Nachkriegsgeschichte:
Die Flucht ins Schweigen
Ein weiterer Beitrag zur Debatte um die einstige
NSDAP-Mitgliedschaft der Nachkriegsgermanistik...
Willi Winkler
Im Jahr 1953, der
Krieg und die berühmten "dunklen Jahre" lagen nun schon etwas zurück, beschloss
der Rat im niedersächsischen Stadtoldendorf, die Unterlagen über die
Parteimitgliedschaft seiner Mitglieder der reinigenden Flamme des kommunalen
Gaswerks zu übergeben. Was gestern Recht war, sollte heute keinem mehr zum
Unrecht ausschlagen, und mit diesem Programm des "kollektiven Beschweigens", wie
es Hermann Lübbe einmal genannt hat, gelang nicht nur im kleinen Stadtoldendorf,
sondern in ganz Westdeutschland das Wirtschaftswunder und der Wiederaufstieg in
der Welt. 1954 wurden alle NS-Täter weitgehend amnestiert, denn stolz, ein
Deutscher zu sein, konnte nur der sein, der nicht ständig mit dieser
Vergangenheit belästigt wurde.
Der Preis für das
kollektive Vergessen schien nicht übertrieben hoch: Mangels besserer Kräfte
führten die Parteigenossen des "Dritten Reiches" die Geschäfte der
Bundesrepublik Deutschland weiter, die besten Männer der Wehrmacht bauten die
Bundeswehr auf, die zweifellos gerechten Richter der Nazizeit sprachen auch in
der Bundesrepublik Recht. Das zerrissene Volk fand wieder zusammen, und sei´s
durch den Wahlkämpfer Konrad Adenauer, der dem Emigranten Willy Brandt
"Landesverrat" vorwarf. Wäre nicht der Frankfurter Generalstaatsanwalt Leo Bauer
gewesen, hätte nicht die DDR aus einschlägig ideologischem Interesse unermüdlich
gegen die ehemaligen Nazis in der westdeutschen Justiz und Verwaltung gewühlt,
es wäre beim einträchtigen Schweigen geblieben.
Umso überraschender
das vorweihnachtlichen Kinderstaunen darüber, dass selbst die Germanistik-Heroen
der Nachkriegszeit der Zeit davor inniger verbunden waren, als man bisher
glaubte. Nicht nur ein Dichter wie Gottfried Benn verschrieb sich 1933 mit Leib
und Leben dem Nationalsozialismus, nicht nur ein Philosoph wie Martin Heidegger
bebte vor Erregung ob der neuen Zeit, auch die Deutsche Philologie hatte ihre
Mitläufer. Das Internationale Germanistenlexikon 1800 -1950 weist bei einer
Reihe von illustren Ordinarien die NSDAP-Mitgliedschaft nach. Weil so was immer
geht, hat der Spiegel aus der NSDAP-Nummer bei Walter Jens, Peter Wapnewski und
Walter Höllerer gleich den moralischen Vorwurf konstruiert, sie hätten sich "den
braunen Machthabern angedient".

******

Schriftliche Aufgaben:
[A] Prüfe, ob die folgenden Aussagen mit dem Text über die NSDAP-Mitgliedschaft der Nachkriegsgermanistik übereinstimmen, und antworte jeweils mit Ja oder Nein samt den entscheidenden Worten des Textes als wörtlichem Zitat: (i) Der Rat in Stadtoldendorf beschloss 1953, die Unterlagen über die Parteimitgliedschaft seiner Mitglieder zu vernichten. (ii) Die NS-Täter wurden laut dem Text erst 1960 amnestiert. (iii) Der Ausdruck „kollektives Beschweigen“ wird im Text Konrad Adenauer zugeschrieben.
[B] Führe den Text über die NSDAP-Mitgliedschaft der Nachkriegsgermanistik im Anschluss an seinen letzten Satz weiter.

******

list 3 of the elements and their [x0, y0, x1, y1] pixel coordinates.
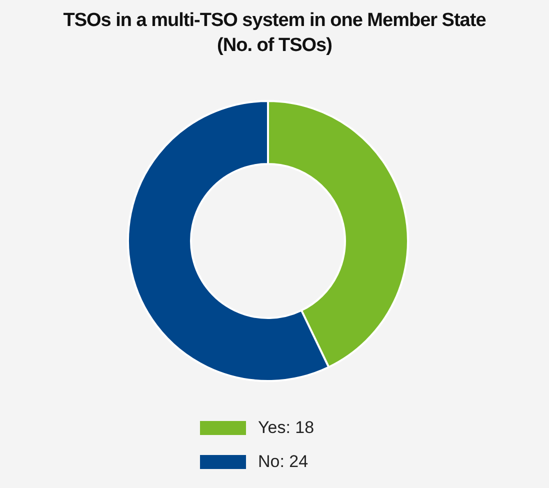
- chart-title: TSOs in a multi-TSO system in one Member State (No. of TSOs): [62, 9, 487, 58]
- legend-label: No: 24: [258, 452, 308, 472]
- legend-label: Yes: 18: [258, 418, 314, 438]
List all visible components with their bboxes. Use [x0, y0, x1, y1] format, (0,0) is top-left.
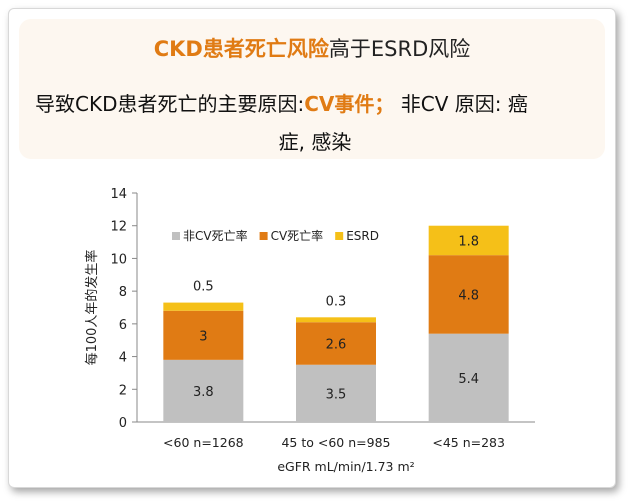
data-label: 2.6: [326, 337, 347, 352]
data-label: 1.8: [458, 234, 479, 249]
y-tick-label: 6: [119, 318, 127, 333]
data-label: 5.4: [458, 372, 479, 387]
legend-swatch: [172, 232, 180, 240]
data-label: 4.8: [458, 288, 479, 303]
x-axis-title: eGFR mL/min/1.73 m²: [277, 459, 414, 474]
y-tick-label: 12: [110, 220, 127, 235]
bar-segment: [163, 302, 244, 311]
y-tick-label: 2: [119, 383, 127, 398]
data-label: 0.5: [193, 280, 214, 295]
subline-accent: CV事件；: [304, 92, 395, 116]
subline-part1: 导致CKD患者死亡的主要原因:: [35, 92, 305, 116]
bar-segment: [428, 225, 509, 256]
subline-part2: 非CV 原因: 癌: [394, 92, 528, 116]
legend-label: CV死亡率: [271, 228, 324, 243]
legend-swatch: [335, 232, 344, 240]
data-label: 3: [199, 329, 207, 344]
subline-line2: 症, 感染: [278, 130, 352, 154]
data-label: 0.3: [326, 294, 347, 309]
y-axis-title: 每100人年的发生率: [84, 250, 100, 366]
legend-swatch: [259, 232, 268, 240]
legend-label: ESRD: [346, 229, 379, 243]
data-label: 3.8: [193, 385, 214, 400]
bar-segment: [163, 310, 244, 360]
x-tick-label: <45 n=283: [432, 435, 505, 450]
y-tick-label: 0: [119, 416, 127, 431]
slide-subline: 导致CKD患者死亡的主要原因:CV事件； 非CV 原因: 癌 症, 感染: [35, 85, 595, 161]
bar-segment: [428, 255, 509, 334]
slide-headline: CKD患者死亡风险高于ESRD风险: [9, 33, 615, 63]
legend-label: 非CV死亡率: [183, 228, 248, 243]
y-tick-label: 10: [110, 252, 127, 267]
y-tick-label: 4: [119, 351, 127, 366]
header-band: [19, 19, 605, 159]
data-label: 3.5: [326, 387, 347, 402]
bar-segment: [296, 317, 376, 323]
y-tick-label: 8: [119, 285, 127, 300]
x-tick-label: <60 n=1268: [163, 435, 244, 450]
x-tick-label: 45 to <60 n=985: [281, 435, 390, 450]
slide-frame: CKD患者死亡风险高于ESRD风险 导致CKD患者死亡的主要原因:CV事件； 非…: [8, 8, 616, 488]
y-tick-label: 14: [110, 187, 127, 202]
headline-rest: 高于ESRD风险: [328, 37, 471, 61]
headline-accent: CKD患者死亡风险: [153, 37, 329, 61]
bar-segment: [296, 364, 376, 422]
bar-segment: [163, 359, 244, 422]
bar-segment: [296, 322, 376, 365]
bar-segment: [428, 333, 509, 422]
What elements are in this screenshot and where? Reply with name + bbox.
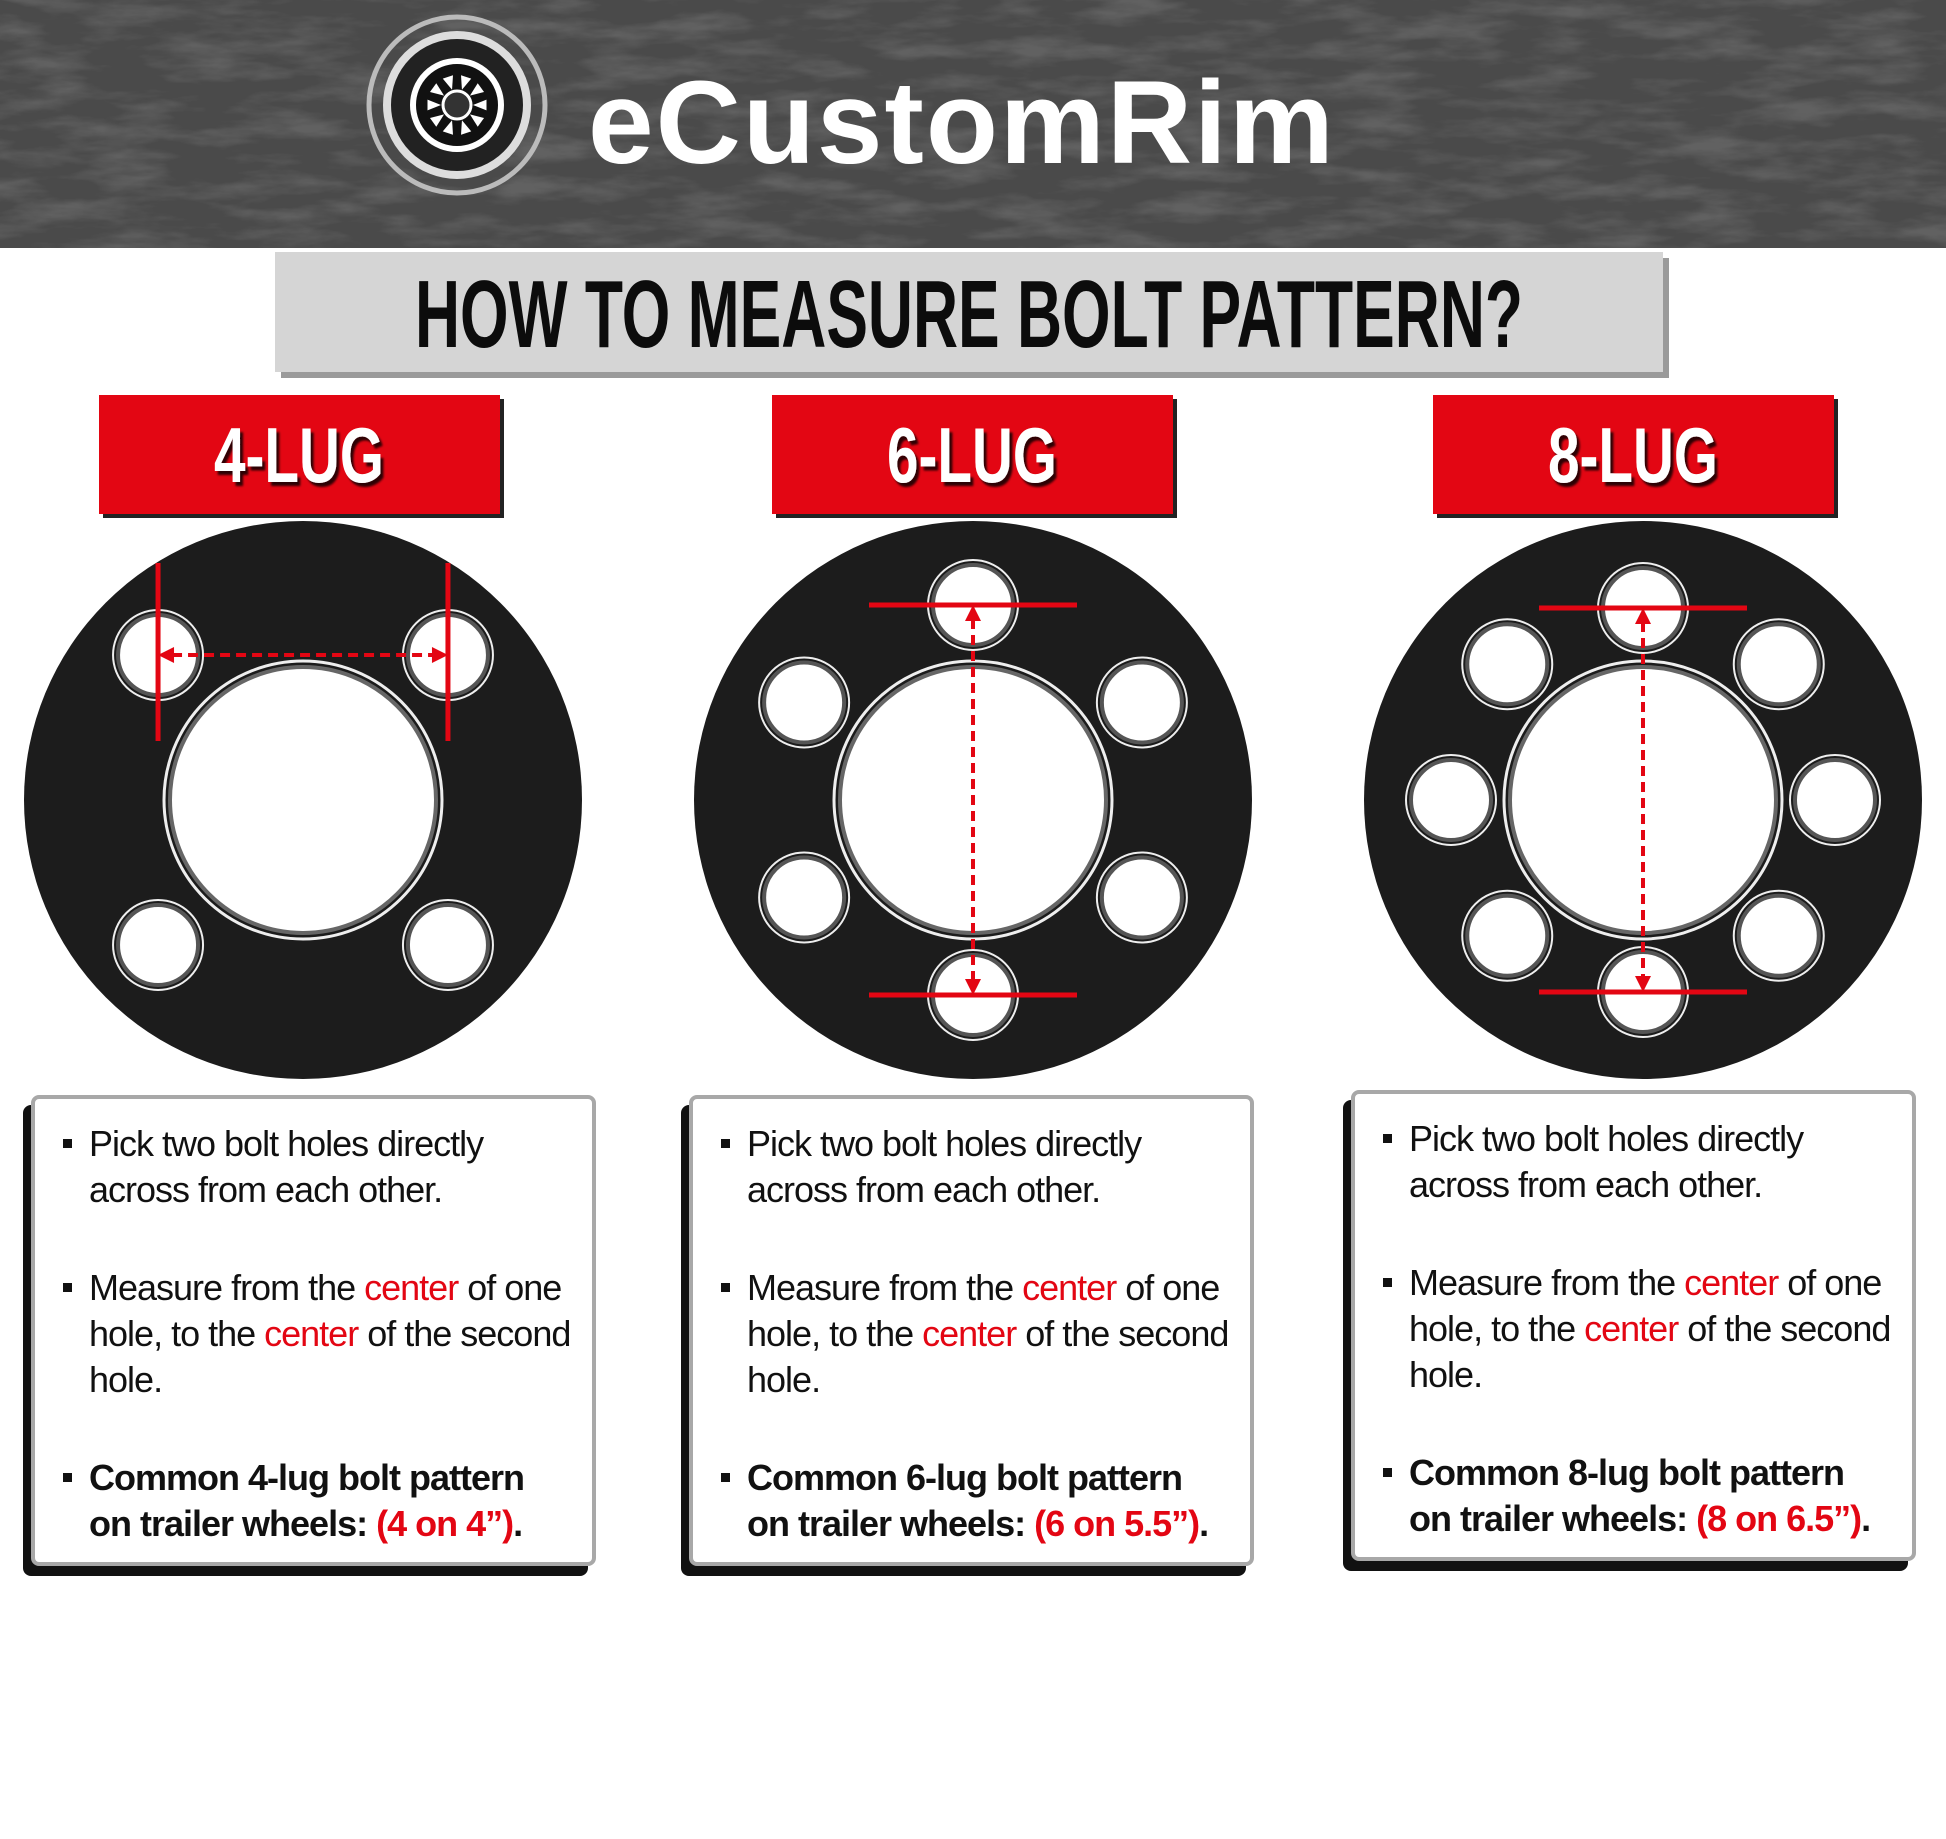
bullet-text: . <box>1861 1498 1871 1539</box>
bolt-hole <box>762 660 847 745</box>
bullet-text: of one hole, to the <box>747 1267 1220 1354</box>
bolt-hole <box>1099 660 1184 745</box>
logo-spoke <box>469 114 485 127</box>
bolt-hole <box>1409 758 1493 842</box>
bolt-hole-ring <box>1461 889 1554 982</box>
logo-spoke <box>473 99 487 111</box>
bolt-hole <box>1465 622 1550 707</box>
bolt-hole <box>1465 893 1550 978</box>
bullet: Common 6-lug bolt pattern on trailer whe… <box>719 1455 1230 1547</box>
arrowhead <box>431 647 448 664</box>
highlight-text: (6 on 5.5”) <box>1034 1503 1200 1544</box>
bolt-hole <box>1099 855 1184 940</box>
bullet-text: Measure from the <box>747 1267 1023 1308</box>
instruction-box: Pick two bolt holes directly across from… <box>689 1095 1254 1566</box>
bullet-text: Pick two bolt holes directly across from… <box>89 1123 484 1210</box>
bullet: Pick two bolt holes directly across from… <box>1381 1116 1892 1208</box>
logo-spoke <box>429 114 445 127</box>
bolt-hole-ring <box>401 898 494 991</box>
bullet-text: of the second hole. <box>747 1313 1229 1400</box>
bolt-hole-ring <box>758 851 851 944</box>
arrowhead <box>1635 608 1651 624</box>
bolt-hole <box>1736 893 1821 978</box>
logo-spoke <box>469 83 485 96</box>
bullet-text: of one hole, to the <box>1409 1262 1882 1349</box>
bullet-text: Common 4-lug bolt pattern on trailer whe… <box>89 1457 525 1544</box>
bullet-text: Measure from the <box>1409 1262 1685 1303</box>
bolt-hole-ring <box>1789 754 1881 846</box>
highlight-text: center <box>1684 1262 1779 1303</box>
bullet-text: Pick two bolt holes directly across from… <box>747 1123 1142 1210</box>
panels: 4-LUG 6-LUG 8-LUG <box>24 395 1922 1079</box>
bullet-text: . <box>513 1503 523 1544</box>
lug-label: 8-LUG <box>1548 411 1718 499</box>
bullet-text: of the second hole. <box>89 1313 571 1400</box>
center-bore-ring <box>162 659 444 941</box>
lug-label-bg <box>99 395 500 514</box>
logo <box>366 14 548 196</box>
bullet: Common 8-lug bolt pattern on trailer whe… <box>1381 1450 1892 1542</box>
logo-spoke <box>429 83 445 96</box>
bolt-hole <box>1793 758 1877 842</box>
bullet-text: . <box>1199 1503 1209 1544</box>
logo-spoke <box>427 99 441 111</box>
highlight-text: center <box>264 1313 359 1354</box>
brand: eCustomRim <box>588 57 1336 189</box>
lug-label-bg <box>1433 395 1834 514</box>
highlight-text: center <box>1584 1308 1679 1349</box>
arrowhead <box>1635 976 1651 992</box>
center-bore <box>168 665 438 935</box>
bullet: Common 4-lug bolt pattern on trailer whe… <box>61 1455 572 1547</box>
highlight-text: (8 on 6.5”) <box>1696 1498 1862 1539</box>
bullet-text: Common 8-lug bolt pattern on trailer whe… <box>1409 1452 1845 1539</box>
bolt-hole <box>1736 622 1821 707</box>
lug-label-bg <box>772 395 1173 514</box>
header-texture <box>0 0 1946 248</box>
instruction-box: Pick two bolt holes directly across from… <box>1351 1090 1916 1561</box>
highlight-text: center <box>922 1313 1017 1354</box>
bolt-hole-ring <box>1095 851 1188 944</box>
bolt-hole-ring <box>1732 889 1825 982</box>
highlight-text: (4 on 4”) <box>376 1503 514 1544</box>
lug-label: 4-LUG <box>214 411 384 499</box>
bullet-text: Measure from the <box>89 1267 365 1308</box>
bullet-text: of the second hole. <box>1409 1308 1891 1395</box>
bolt-hole-ring <box>112 898 205 991</box>
lug-label: 6-LUG <box>887 411 1057 499</box>
page-title: HOW TO MEASURE BOLT PATTERN? <box>415 261 1523 368</box>
highlight-text: center <box>364 1267 459 1308</box>
bullet-text: of one hole, to the <box>89 1267 562 1354</box>
bolt-hole-ring <box>1461 618 1554 711</box>
bolt-hole-ring <box>1732 618 1825 711</box>
arrowhead <box>965 605 981 621</box>
highlight-text: center <box>1022 1267 1117 1308</box>
bullet: Pick two bolt holes directly across from… <box>61 1121 572 1213</box>
bolt-hole-ring <box>758 656 851 749</box>
bullet-text: Pick two bolt holes directly across from… <box>1409 1118 1804 1205</box>
bolt-hole <box>116 902 201 987</box>
bullet: Pick two bolt holes directly across from… <box>719 1121 1230 1213</box>
logo-spoke <box>442 120 453 135</box>
bolt-hole <box>762 855 847 940</box>
bolt-hole <box>405 902 490 987</box>
bullet-text: Common 6-lug bolt pattern on trailer whe… <box>747 1457 1183 1544</box>
bolt-hole-ring <box>1095 656 1188 749</box>
bullet: Measure from the center of one hole, to … <box>1381 1260 1892 1398</box>
bolt-hole-ring <box>1405 754 1497 846</box>
logo-spoke <box>461 120 472 135</box>
title-bar <box>275 252 1663 372</box>
arrowhead <box>965 979 981 995</box>
bullet: Measure from the center of one hole, to … <box>61 1265 572 1403</box>
logo-spoke <box>442 75 453 90</box>
instruction-box: Pick two bolt holes directly across from… <box>31 1095 596 1566</box>
logo-spoke <box>461 75 472 90</box>
bullet: Measure from the center of one hole, to … <box>719 1265 1230 1403</box>
arrowhead <box>158 647 175 664</box>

******

Gelöste Aufgaben:
[A]
(i) Ja: „beschloss der Rat im niedersächsischen Stadtoldendorf, die Unterlagen über die Parteimitgliedschaft seiner Mitglieder der reinigenden Flamme des kommunalen Gaswerks zu übergeben“
(ii) Nein: „1954 wurden alle NS-Täter weitgehend amnestiert“
(iii) Nein: „wie es Hermann Lübbe einmal genannt hat“

[B]
Jens, Höllerer,
Wapnewski sind mit dem "Dritten Reich" aufgewachsen; für sie - Walter Jens hat
in einem Gespräch mit der Süddeutschen Zeitung darauf hingewiesen - gab es
nichts anderes als die Schmährede von der "entarteten Literatur". Das zu
begreifen, fällt den Jüngeren offenbar schwer. In einem Aufsatz für die
Frankfurter Hefte bat der KZ-Überlebende Eugen Kogon schon 1947 um klare
Verhältnisse: "Es ist nicht Schuld, sich politisch geirrt zu haben. Verbrechen
zu verüben oder an ihnen teilzunehmen, wäre es auch nur durch Duldung, ist
Schuld." Die NSDAP-Mitgliedschaft der in den 20-er Jahren geborenen späteren
Professoren (und man kann Martin Broszat hinzuzählen, den Leiter des Münchner
Instituts für Zeitgeschichte) reicht nicht als Beweis irgendeiner Schuld.
Bei einer
Diskussion über die Literatur der sogenannten "Inneren Emigration" hat Günter
Grass einmal auf die wichtigste Lebenslüge der Bundesrepublik hingewiesen: die
Stunde Null. "Ein fragwürdiger Glücksfall, mein Jahrgang 1927, verbietet mir
letzte, den Stab brechende Worte. Ich war zu jung, um ernsthaft geprüft werden
zu können." Wäre er zehn Jahre älter gewesen, er hätte "zwanglos die
Kapitulation, die angebliche Stunde Null überbrücken und mich der neuen, kargen,
kalorienarmen, der pazifistischen bis antifaschistischen Inhalte annehmen
können; wie es geschehen ist laut tausend und mehr Biografien".
Dieses Glück blieb
einem jungen, aufstrebenden Germanisten namens Benno von Wiese versagt. Wie
Benn, wie Heidegger bemühte auch er sich 1933 um einen Platz an der neuen Sonne:
"Die deutsche Hochschule gehört nach Lehre, Unterricht, Forschung und Verwaltung
den Deutschstämmigen, das heißt all denen, die dem natürlichen Lebensraum und
der räumlich-geschichtlichen Welt deutscher Nation blutsmäßig entstammen." Die
neuen Machthaber folgten dem Germanisten aufs Wort: Die Juden wurden sofort aus
den Universitäten vertrieben, karrierebewusste junge Männer wie von Wiese
folgten ihnen nach und lieferten die scheinwissenschaftliche Begründung dafür
nach. Da Wissenschaft aber nicht alles ist, trat Benno von Wiese im April 1933
auch noch in die NSDAP ein.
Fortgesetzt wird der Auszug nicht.